Saved entries
^^^^

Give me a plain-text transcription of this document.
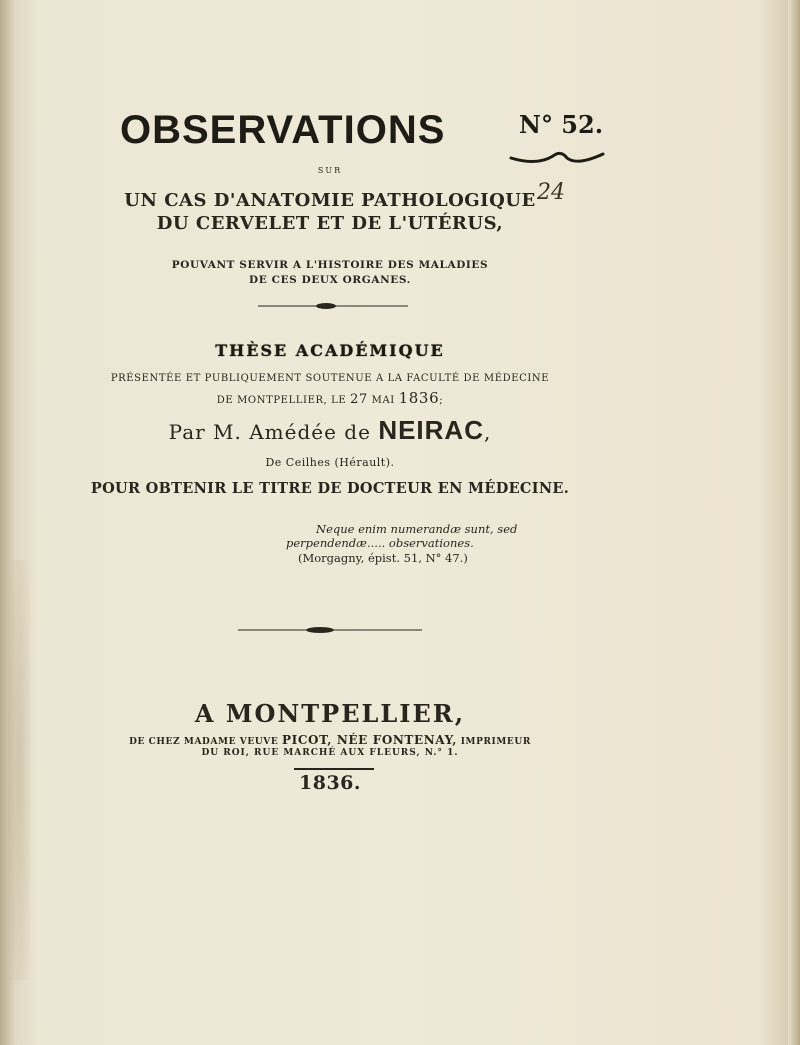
OBSERVATIONS	N° 52.
24
SUR
UN CAS D'ANATOMIE PATHOLOGIQUE
DU CERVELET ET DE L'UTÉRUS,
POUVANT SERVIR A L'HISTOIRE DES MALADIES
DE CES DEUX ORGANES.
THÈSE ACADÉMIQUE
PRÉSENTÉE ET PUBLIQUEMENT SOUTENUE A LA FACULTÉ DE MÉDECINE
DE MONTPELLIER, LE 27 MAI 1836;
Par M. Amédée de NEIRAC,
De Ceilhes (Hérault).
POUR OBTENIR LE TITRE DE DOCTEUR EN MÉDECINE.
Neque enim numerandæ sunt, sed
perpendendæ..... observationes.
(Morgagny, épist. 51, N° 47.)
A MONTPELLIER,
DE CHEZ MADAME VEUVE PICOT, NÉE FONTENAY, IMPRIMEUR
DU ROI, RUE MARCHÉ AUX FLEURS, N.° 1.
1836.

^^^^

■ AIM ■
Every record above must be given again exactly; drop the pictures.

■ PROBLEM SOLUTION ■
Give me a plain-text transcription of this document.
OBSERVATIONS	N° 52.
24
SUR
UN CAS D'ANATOMIE PATHOLOGIQUE
DU CERVELET ET DE L'UTÉRUS,
POUVANT SERVIR A L'HISTOIRE DES MALADIES
DE CES DEUX ORGANES.
THÈSE ACADÉMIQUE
PRÉSENTÉE ET PUBLIQUEMENT SOUTENUE A LA FACULTÉ DE MÉDECINE
DE MONTPELLIER, LE 27 MAI 1836;
Par M. Amédée de NEIRAC,
De Ceilhes (Hérault).
POUR OBTENIR LE TITRE DE DOCTEUR EN MÉDECINE.
Neque enim numerandæ sunt, sed
perpendendæ..... observationes.
(Morgagny, épist. 51, N° 47.)
A MONTPELLIER,
DE CHEZ MADAME VEUVE PICOT, NÉE FONTENAY, IMPRIMEUR
DU ROI, RUE MARCHÉ AUX FLEURS, N.° 1.
1836.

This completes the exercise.